[BEGIN Material for the task]

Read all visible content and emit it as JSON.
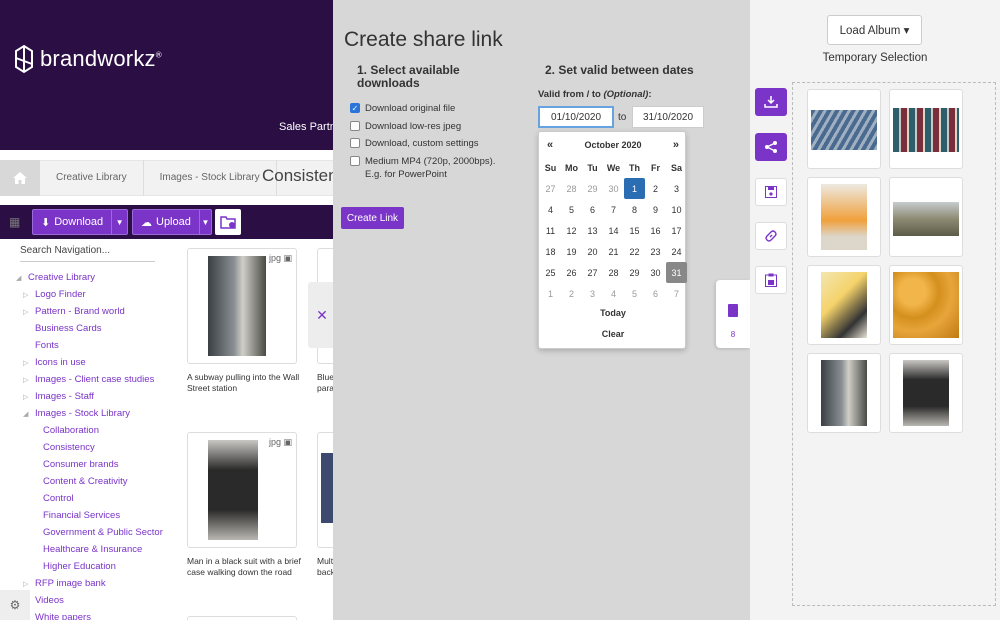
{
  "brand": {
    "logo_text": "brandworkz",
    "logo_mark": "®",
    "user_area": "Sales Partne"
  },
  "breadcrumb": {
    "items": [
      "Creative Library",
      "Images - Stock Library"
    ],
    "current": "Consistenc"
  },
  "toolbar": {
    "download_label": "Download",
    "upload_label": "Upload"
  },
  "search": {
    "placeholder": "Search Navigation..."
  },
  "navigation": {
    "items": [
      {
        "label": "Creative Library"
      },
      {
        "label": "Logo Finder"
      },
      {
        "label": "Pattern - Brand world"
      },
      {
        "label": "Business Cards"
      },
      {
        "label": "Fonts"
      },
      {
        "label": "Icons in use"
      },
      {
        "label": "Images - Client case studies"
      },
      {
        "label": "Images - Staff"
      },
      {
        "label": "Images - Stock Library"
      },
      {
        "label": "Collaboration"
      },
      {
        "label": "Consistency"
      },
      {
        "label": "Consumer brands"
      },
      {
        "label": "Content & Creativity"
      },
      {
        "label": "Control"
      },
      {
        "label": "Financial Services"
      },
      {
        "label": "Government & Public Sector"
      },
      {
        "label": "Healthcare & Insurance"
      },
      {
        "label": "Higher Education"
      },
      {
        "label": "RFP image bank"
      },
      {
        "label": "Videos"
      },
      {
        "label": "White papers"
      }
    ]
  },
  "assets": [
    {
      "type": "jpg",
      "caption": "A subway pulling into the Wall Street station"
    },
    {
      "type": "",
      "caption": "Blue para"
    },
    {
      "type": "jpg",
      "caption": "Man in a black suit with a brief case walking down the road"
    },
    {
      "type": "",
      "caption": "Mult back"
    }
  ],
  "share": {
    "title": "Create share link",
    "step1": "1. Select available downloads",
    "step2": "2. Set valid between dates",
    "options": [
      {
        "label": "Download original file",
        "checked": true
      },
      {
        "label": "Download low-res jpeg",
        "checked": false
      },
      {
        "label": "Download, custom settings",
        "checked": false
      },
      {
        "label": "Medium MP4 (720p, 2000bps). E.g. for PowerPoint",
        "checked": false
      }
    ],
    "create_label": "Create Link",
    "valid_label_prefix": "Valid from / to ",
    "valid_label_optional": "(Optional)",
    "valid_label_suffix": ":",
    "from_date": "01/10/2020",
    "to_word": "to",
    "to_date": "31/10/2020"
  },
  "calendar": {
    "prev": "«",
    "next": "»",
    "month": "October 2020",
    "weekdays": [
      "Su",
      "Mo",
      "Tu",
      "We",
      "Th",
      "Fr",
      "Sa"
    ],
    "weeks": [
      [
        "27",
        "28",
        "29",
        "30",
        "1",
        "2",
        "3"
      ],
      [
        "4",
        "5",
        "6",
        "7",
        "8",
        "9",
        "10"
      ],
      [
        "11",
        "12",
        "13",
        "14",
        "15",
        "16",
        "17"
      ],
      [
        "18",
        "19",
        "20",
        "21",
        "22",
        "23",
        "24"
      ],
      [
        "25",
        "26",
        "27",
        "28",
        "29",
        "30",
        "31"
      ],
      [
        "1",
        "2",
        "3",
        "4",
        "5",
        "6",
        "7"
      ]
    ],
    "selected_start": "1",
    "selected_end": "31",
    "today_label": "Today",
    "clear_label": "Clear"
  },
  "stack": {
    "count": "8"
  },
  "right_panel": {
    "load_album_label": "Load Album ▾",
    "title": "Temporary Selection"
  },
  "colors": {
    "brand_dark": "#2b0f44",
    "accent": "#7a34c8",
    "calendar_selected": "#2b6db3"
  }
}
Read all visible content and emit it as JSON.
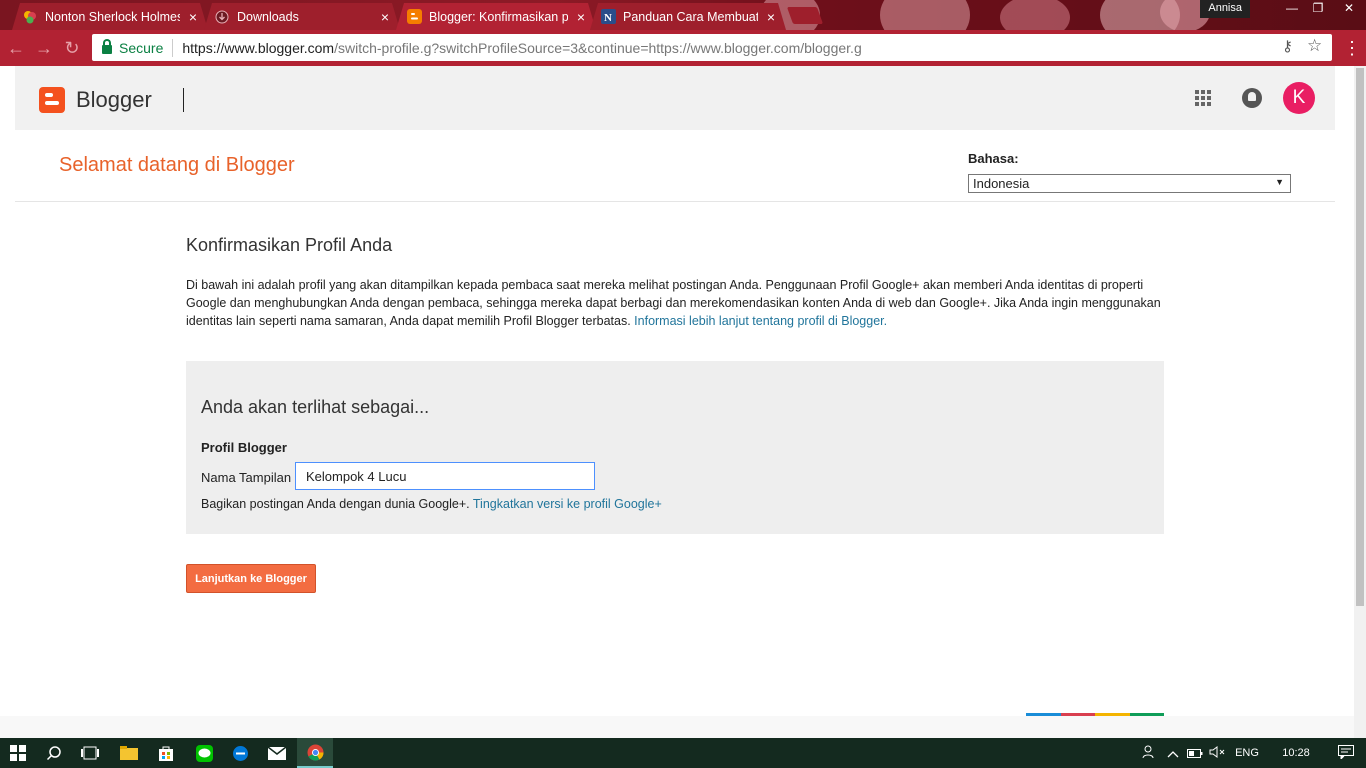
{
  "browser": {
    "tabs": [
      {
        "title": "Nonton Sherlock Holmes",
        "favicon": "colorful-logo-icon",
        "active": false
      },
      {
        "title": "Downloads",
        "favicon": "download-icon",
        "active": false
      },
      {
        "title": "Blogger: Konfirmasikan p",
        "favicon": "blogger-icon",
        "active": true
      },
      {
        "title": "Panduan Cara Membuat",
        "favicon": "n-letter-icon",
        "active": false
      }
    ],
    "tab_close": "×",
    "window_user": "Annisa",
    "window_controls": {
      "minimize": "—",
      "maximize": "❐",
      "close": "✕"
    },
    "toolbar": {
      "back": "←",
      "forward": "→",
      "reload": "↻",
      "secure_label": "Secure",
      "url_host": "https://www.blogger.com",
      "url_path": "/switch-profile.g?switchProfileSource=3&continue=https://www.blogger.com/blogger.g",
      "key_icon": "⚷",
      "star_icon": "☆",
      "menu_icon": "⋮"
    }
  },
  "header": {
    "brand": "Blogger",
    "avatar_letter": "K",
    "avatar_color": "#e91e63"
  },
  "welcome": {
    "title": "Selamat datang di Blogger",
    "language_label": "Bahasa:",
    "language_value": "Indonesia",
    "select_arrow": "▼"
  },
  "confirm": {
    "title": "Konfirmasikan Profil Anda",
    "description": "Di bawah ini adalah profil yang akan ditampilkan kepada pembaca saat mereka melihat postingan Anda. Penggunaan Profil Google+ akan memberi Anda identitas di properti Google dan menghubungkan Anda dengan pembaca, sehingga mereka dapat berbagi dan merekomendasikan konten Anda di web dan Google+. Jika Anda ingin menggunakan identitas lain seperti nama samaran, Anda dapat memilih Profil Blogger terbatas.",
    "info_link": "Informasi lebih lanjut tentang profil di Blogger."
  },
  "profile": {
    "appear_as": "Anda akan terlihat sebagai...",
    "type": "Profil Blogger",
    "name_label": "Nama Tampilan",
    "name_value": "Kelompok 4 Lucu",
    "share_text": "Bagikan postingan Anda dengan dunia Google+.",
    "upgrade_link": "Tingkatkan versi ke profil Google+"
  },
  "actions": {
    "continue_label": "Lanjutkan ke Blogger"
  },
  "colors": {
    "accent": "#f36c41",
    "welcome": "#e8622a",
    "link": "#21759b",
    "chrome": "#b22233",
    "google_bar": [
      "#1a73e8",
      "#d93f4f",
      "#f4b400",
      "#0f9d58"
    ]
  },
  "taskbar": {
    "language": "ENG",
    "time": "10:28"
  }
}
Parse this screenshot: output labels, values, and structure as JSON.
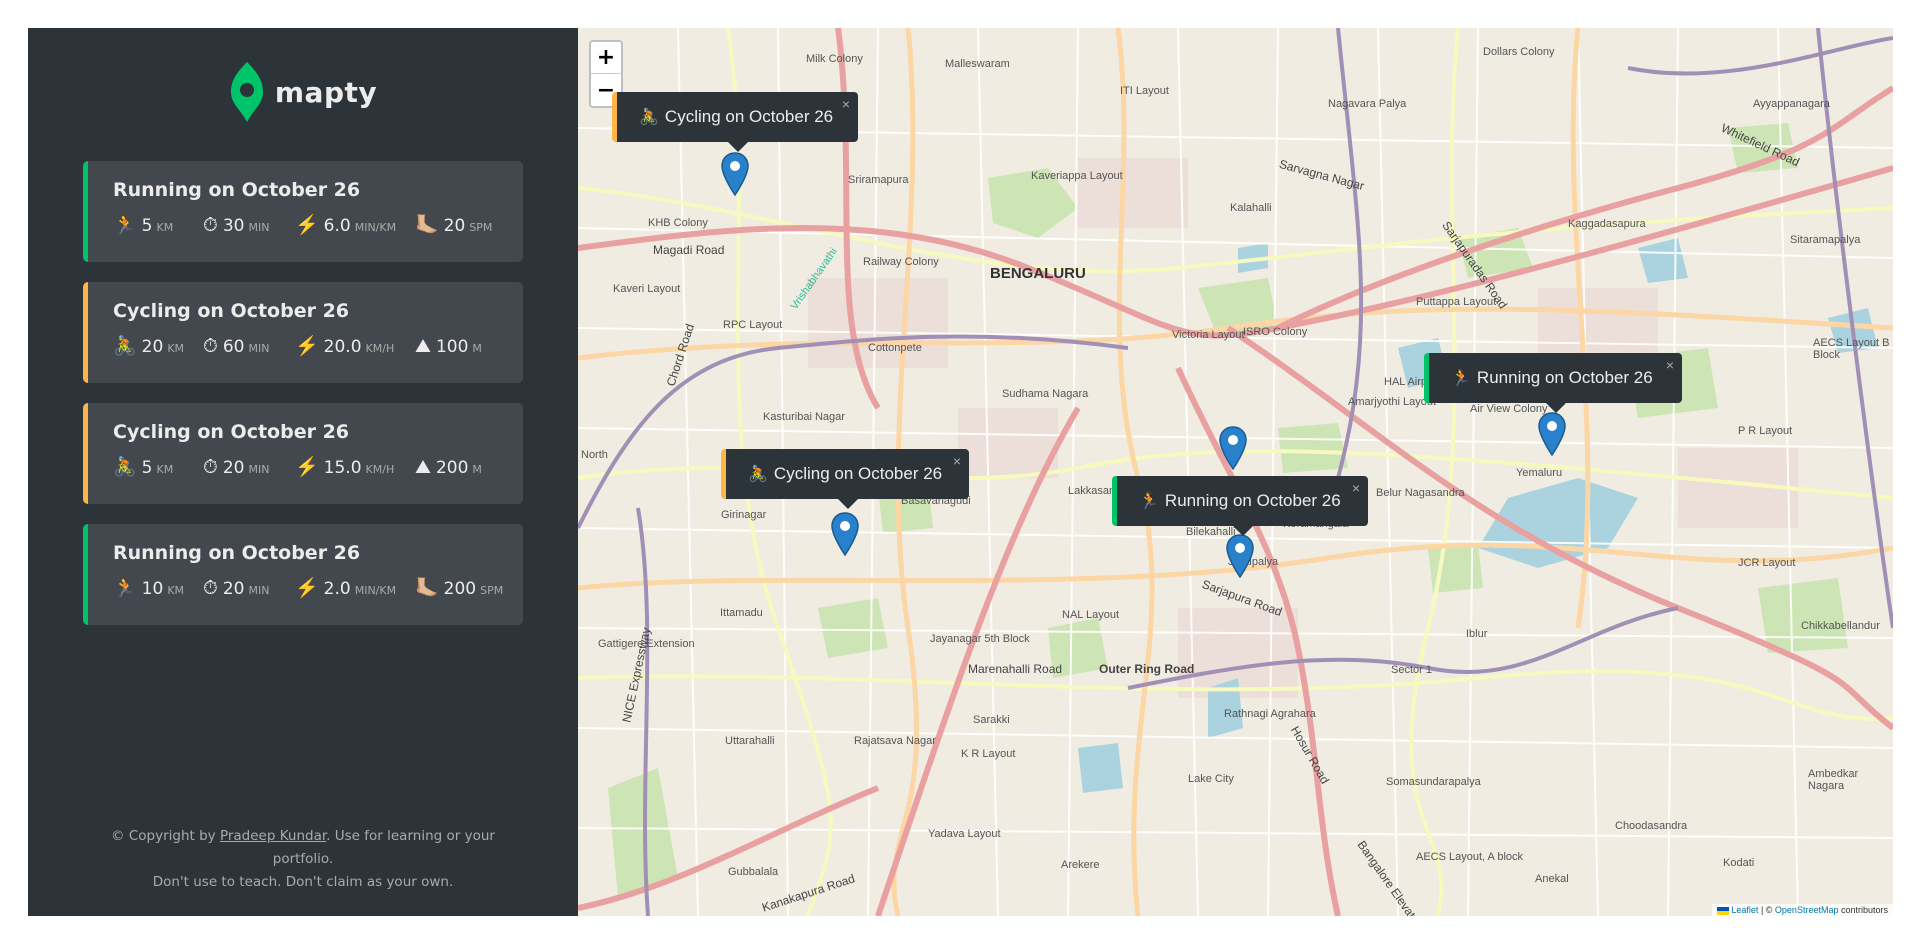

[END Material for the task]

**Work instructions**
Every record gets retyped exactly; no picture goes into the copy.

**Task result**
Read all visible content and emit it as JSON.
{
  "brand": {
    "logo_text": "brandworkz",
    "logo_mark": "®",
    "user_area": "Sales Partne"
  },
  "breadcrumb": {
    "items": [
      "Creative Library",
      "Images - Stock Library"
    ],
    "current": "Consistenc"
  },
  "toolbar": {
    "download_label": "Download",
    "upload_label": "Upload"
  },
  "search": {
    "placeholder": "Search Navigation..."
  },
  "navigation": {
    "items": [
      {
        "label": "Creative Library"
      },
      {
        "label": "Logo Finder"
      },
      {
        "label": "Pattern - Brand world"
      },
      {
        "label": "Business Cards"
      },
      {
        "label": "Fonts"
      },
      {
        "label": "Icons in use"
      },
      {
        "label": "Images - Client case studies"
      },
      {
        "label": "Images - Staff"
      },
      {
        "label": "Images - Stock Library"
      },
      {
        "label": "Collaboration"
      },
      {
        "label": "Consistency"
      },
      {
        "label": "Consumer brands"
      },
      {
        "label": "Content & Creativity"
      },
      {
        "label": "Control"
      },
      {
        "label": "Financial Services"
      },
      {
        "label": "Government & Public Sector"
      },
      {
        "label": "Healthcare & Insurance"
      },
      {
        "label": "Higher Education"
      },
      {
        "label": "RFP image bank"
      },
      {
        "label": "Videos"
      },
      {
        "label": "White papers"
      }
    ]
  },
  "assets": [
    {
      "type": "jpg",
      "caption": "A subway pulling into the Wall Street station"
    },
    {
      "type": "",
      "caption": "Blue para"
    },
    {
      "type": "jpg",
      "caption": "Man in a black suit with a brief case walking down the road"
    },
    {
      "type": "",
      "caption": "Mult back"
    }
  ],
  "share": {
    "title": "Create share link",
    "step1": "1. Select available downloads",
    "step2": "2. Set valid between dates",
    "options": [
      {
        "label": "Download original file",
        "checked": true
      },
      {
        "label": "Download low-res jpeg",
        "checked": false
      },
      {
        "label": "Download, custom settings",
        "checked": false
      },
      {
        "label": "Medium MP4 (720p, 2000bps). E.g. for PowerPoint",
        "checked": false
      }
    ],
    "create_label": "Create Link",
    "valid_label_prefix": "Valid from / to ",
    "valid_label_optional": "(Optional)",
    "valid_label_suffix": ":",
    "from_date": "01/10/2020",
    "to_word": "to",
    "to_date": "31/10/2020"
  },
  "calendar": {
    "prev": "«",
    "next": "»",
    "month": "October 2020",
    "weekdays": [
      "Su",
      "Mo",
      "Tu",
      "We",
      "Th",
      "Fr",
      "Sa"
    ],
    "weeks": [
      [
        "27",
        "28",
        "29",
        "30",
        "1",
        "2",
        "3"
      ],
      [
        "4",
        "5",
        "6",
        "7",
        "8",
        "9",
        "10"
      ],
      [
        "11",
        "12",
        "13",
        "14",
        "15",
        "16",
        "17"
      ],
      [
        "18",
        "19",
        "20",
        "21",
        "22",
        "23",
        "24"
      ],
      [
        "25",
        "26",
        "27",
        "28",
        "29",
        "30",
        "31"
      ],
      [
        "1",
        "2",
        "3",
        "4",
        "5",
        "6",
        "7"
      ]
    ],
    "selected_start": "1",
    "selected_end": "31",
    "today_label": "Today",
    "clear_label": "Clear"
  },
  "stack": {
    "count": "8"
  },
  "right_panel": {
    "load_album_label": "Load Album ▾",
    "title": "Temporary Selection"
  },
  "colors": {
    "brand_dark": "#2b0f44",
    "accent": "#7a34c8",
    "calendar_selected": "#2b6db3"
  }
}
Read all visible content and emit it as JSON.
{
  "browser": {
    "tabs": [
      {
        "title": "Nonton Sherlock Holmes",
        "favicon": "colorful-logo-icon",
        "active": false
      },
      {
        "title": "Downloads",
        "favicon": "download-icon",
        "active": false
      },
      {
        "title": "Blogger: Konfirmasikan p",
        "favicon": "blogger-icon",
        "active": true
      },
      {
        "title": "Panduan Cara Membuat",
        "favicon": "n-letter-icon",
        "active": false
      }
    ],
    "tab_close": "×",
    "window_user": "Annisa",
    "window_controls": {
      "minimize": "—",
      "maximize": "❐",
      "close": "✕"
    },
    "toolbar": {
      "back": "←",
      "forward": "→",
      "reload": "↻",
      "secure_label": "Secure",
      "url_host": "https://www.blogger.com",
      "url_path": "/switch-profile.g?switchProfileSource=3&continue=https://www.blogger.com/blogger.g",
      "key_icon": "⚷",
      "star_icon": "☆",
      "menu_icon": "⋮"
    }
  },
  "header": {
    "brand": "Blogger",
    "avatar_letter": "K",
    "avatar_color": "#e91e63"
  },
  "welcome": {
    "title": "Selamat datang di Blogger",
    "language_label": "Bahasa:",
    "language_value": "Indonesia",
    "select_arrow": "▼"
  },
  "confirm": {
    "title": "Konfirmasikan Profil Anda",
    "description": "Di bawah ini adalah profil yang akan ditampilkan kepada pembaca saat mereka melihat postingan Anda. Penggunaan Profil Google+ akan memberi Anda identitas di properti Google dan menghubungkan Anda dengan pembaca, sehingga mereka dapat berbagi dan merekomendasikan konten Anda di web dan Google+. Jika Anda ingin menggunakan identitas lain seperti nama samaran, Anda dapat memilih Profil Blogger terbatas.",
    "info_link": "Informasi lebih lanjut tentang profil di Blogger."
  },
  "profile": {
    "appear_as": "Anda akan terlihat sebagai...",
    "type": "Profil Blogger",
    "name_label": "Nama Tampilan",
    "name_value": "Kelompok 4 Lucu",
    "share_text": "Bagikan postingan Anda dengan dunia Google+.",
    "upgrade_link": "Tingkatkan versi ke profil Google+"
  },
  "actions": {
    "continue_label": "Lanjutkan ke Blogger"
  },
  "colors": {
    "accent": "#f36c41",
    "welcome": "#e8622a",
    "link": "#21759b",
    "chrome": "#b22233",
    "google_bar": [
      "#1a73e8",
      "#d93f4f",
      "#f4b400",
      "#0f9d58"
    ]
  },
  "taskbar": {
    "language": "ENG",
    "time": "10:28"
  }
}
Parse this screenshot: output labels, values, and structure as JSON.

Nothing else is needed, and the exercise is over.